Task> Reproduce all of the data that follows, character for character.

------ Supplied data ------

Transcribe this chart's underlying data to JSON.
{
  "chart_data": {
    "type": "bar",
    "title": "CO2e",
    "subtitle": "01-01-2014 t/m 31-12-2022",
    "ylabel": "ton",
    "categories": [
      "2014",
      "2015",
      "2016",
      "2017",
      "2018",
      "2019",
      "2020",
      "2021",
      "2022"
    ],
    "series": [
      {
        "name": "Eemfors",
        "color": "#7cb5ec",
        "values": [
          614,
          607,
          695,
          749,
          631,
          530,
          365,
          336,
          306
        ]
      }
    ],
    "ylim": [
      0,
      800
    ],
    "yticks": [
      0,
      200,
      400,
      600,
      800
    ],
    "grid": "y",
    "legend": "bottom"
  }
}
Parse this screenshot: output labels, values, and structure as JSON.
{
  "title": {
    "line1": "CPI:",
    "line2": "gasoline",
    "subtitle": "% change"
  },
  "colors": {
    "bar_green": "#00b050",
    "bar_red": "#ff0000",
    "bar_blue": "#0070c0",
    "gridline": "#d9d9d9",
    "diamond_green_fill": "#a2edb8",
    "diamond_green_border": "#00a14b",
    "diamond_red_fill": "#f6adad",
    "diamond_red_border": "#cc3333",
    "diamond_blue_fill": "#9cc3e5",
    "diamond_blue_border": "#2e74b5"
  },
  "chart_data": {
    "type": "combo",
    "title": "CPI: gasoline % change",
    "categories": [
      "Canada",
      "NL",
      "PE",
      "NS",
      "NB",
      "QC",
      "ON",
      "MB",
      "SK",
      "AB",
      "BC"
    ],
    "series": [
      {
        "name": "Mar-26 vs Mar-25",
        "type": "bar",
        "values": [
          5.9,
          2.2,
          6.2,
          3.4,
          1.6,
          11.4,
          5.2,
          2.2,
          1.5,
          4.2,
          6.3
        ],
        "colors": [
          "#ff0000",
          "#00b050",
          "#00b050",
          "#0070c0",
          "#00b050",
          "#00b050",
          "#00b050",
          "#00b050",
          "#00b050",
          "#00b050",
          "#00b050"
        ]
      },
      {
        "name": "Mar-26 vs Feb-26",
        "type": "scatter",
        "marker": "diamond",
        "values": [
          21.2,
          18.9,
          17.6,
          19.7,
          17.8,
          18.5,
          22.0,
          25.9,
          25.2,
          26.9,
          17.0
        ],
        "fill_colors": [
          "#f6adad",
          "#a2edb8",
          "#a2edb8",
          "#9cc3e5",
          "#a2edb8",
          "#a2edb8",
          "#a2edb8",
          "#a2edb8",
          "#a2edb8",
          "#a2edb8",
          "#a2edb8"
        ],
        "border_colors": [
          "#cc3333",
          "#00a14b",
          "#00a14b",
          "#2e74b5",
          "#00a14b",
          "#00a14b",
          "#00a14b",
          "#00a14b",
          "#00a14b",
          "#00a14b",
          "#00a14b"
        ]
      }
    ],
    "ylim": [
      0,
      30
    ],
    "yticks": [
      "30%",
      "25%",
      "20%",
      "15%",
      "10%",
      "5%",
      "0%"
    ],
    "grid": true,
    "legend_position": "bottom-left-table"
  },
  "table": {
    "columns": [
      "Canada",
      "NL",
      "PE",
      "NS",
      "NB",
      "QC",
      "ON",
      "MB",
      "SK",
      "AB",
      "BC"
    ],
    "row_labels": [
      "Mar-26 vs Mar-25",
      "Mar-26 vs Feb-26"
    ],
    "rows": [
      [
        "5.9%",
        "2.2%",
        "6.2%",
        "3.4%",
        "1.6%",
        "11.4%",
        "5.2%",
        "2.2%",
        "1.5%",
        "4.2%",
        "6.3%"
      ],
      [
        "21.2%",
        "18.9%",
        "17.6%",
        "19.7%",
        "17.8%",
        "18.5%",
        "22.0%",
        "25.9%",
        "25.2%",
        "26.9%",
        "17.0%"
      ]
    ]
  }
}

------

The output>
Transcribe this chart's underlying data to JSON.
{
  "chart_data": {
    "type": "bar",
    "title": "CO2e",
    "subtitle": "01-01-2014 t/m 31-12-2022",
    "ylabel": "ton",
    "categories": [
      "2014",
      "2015",
      "2016",
      "2017",
      "2018",
      "2019",
      "2020",
      "2021",
      "2022"
    ],
    "series": [
      {
        "name": "Eemfors",
        "color": "#7cb5ec",
        "values": [
          614,
          607,
          695,
          749,
          631,
          530,
          365,
          336,
          306
        ]
      }
    ],
    "ylim": [
      0,
      800
    ],
    "yticks": [
      0,
      200,
      400,
      600,
      800
    ],
    "grid": "y",
    "legend": "bottom"
  }
}
Parse this screenshot: output labels, values, and structure as JSON.
{
  "title": {
    "line1": "CPI:",
    "line2": "gasoline",
    "subtitle": "% change"
  },
  "colors": {
    "bar_green": "#00b050",
    "bar_red": "#ff0000",
    "bar_blue": "#0070c0",
    "gridline": "#d9d9d9",
    "diamond_green_fill": "#a2edb8",
    "diamond_green_border": "#00a14b",
    "diamond_red_fill": "#f6adad",
    "diamond_red_border": "#cc3333",
    "diamond_blue_fill": "#9cc3e5",
    "diamond_blue_border": "#2e74b5"
  },
  "chart_data": {
    "type": "combo",
    "title": "CPI: gasoline % change",
    "categories": [
      "Canada",
      "NL",
      "PE",
      "NS",
      "NB",
      "QC",
      "ON",
      "MB",
      "SK",
      "AB",
      "BC"
    ],
    "series": [
      {
        "name": "Mar-26 vs Mar-25",
        "type": "bar",
        "values": [
          5.9,
          2.2,
          6.2,
          3.4,
          1.6,
          11.4,
          5.2,
          2.2,
          1.5,
          4.2,
          6.3
        ],
        "colors": [
          "#ff0000",
          "#00b050",
          "#00b050",
          "#0070c0",
          "#00b050",
          "#00b050",
          "#00b050",
          "#00b050",
          "#00b050",
          "#00b050",
          "#00b050"
        ]
      },
      {
        "name": "Mar-26 vs Feb-26",
        "type": "scatter",
        "marker": "diamond",
        "values": [
          21.2,
          18.9,
          17.6,
          19.7,
          17.8,
          18.5,
          22.0,
          25.9,
          25.2,
          26.9,
          17.0
        ],
        "fill_colors": [
          "#f6adad",
          "#a2edb8",
          "#a2edb8",
          "#9cc3e5",
          "#a2edb8",
          "#a2edb8",
          "#a2edb8",
          "#a2edb8",
          "#a2edb8",
          "#a2edb8",
          "#a2edb8"
        ],
        "border_colors": [
          "#cc3333",
          "#00a14b",
          "#00a14b",
          "#2e74b5",
          "#00a14b",
          "#00a14b",
          "#00a14b",
          "#00a14b",
          "#00a14b",
          "#00a14b",
          "#00a14b"
        ]
      }
    ],
    "ylim": [
      0,
      30
    ],
    "yticks": [
      "30%",
      "25%",
      "20%",
      "15%",
      "10%",
      "5%",
      "0%"
    ],
    "grid": true,
    "legend_position": "bottom-left-table"
  },
  "table": {
    "columns": [
      "Canada",
      "NL",
      "PE",
      "NS",
      "NB",
      "QC",
      "ON",
      "MB",
      "SK",
      "AB",
      "BC"
    ],
    "row_labels": [
      "Mar-26 vs Mar-25",
      "Mar-26 vs Feb-26"
    ],
    "rows": [
      [
        "5.9%",
        "2.2%",
        "6.2%",
        "3.4%",
        "1.6%",
        "11.4%",
        "5.2%",
        "2.2%",
        "1.5%",
        "4.2%",
        "6.3%"
      ],
      [
        "21.2%",
        "18.9%",
        "17.6%",
        "19.7%",
        "17.8%",
        "18.5%",
        "22.0%",
        "25.9%",
        "25.2%",
        "26.9%",
        "17.0%"
      ]
    ]
  }
}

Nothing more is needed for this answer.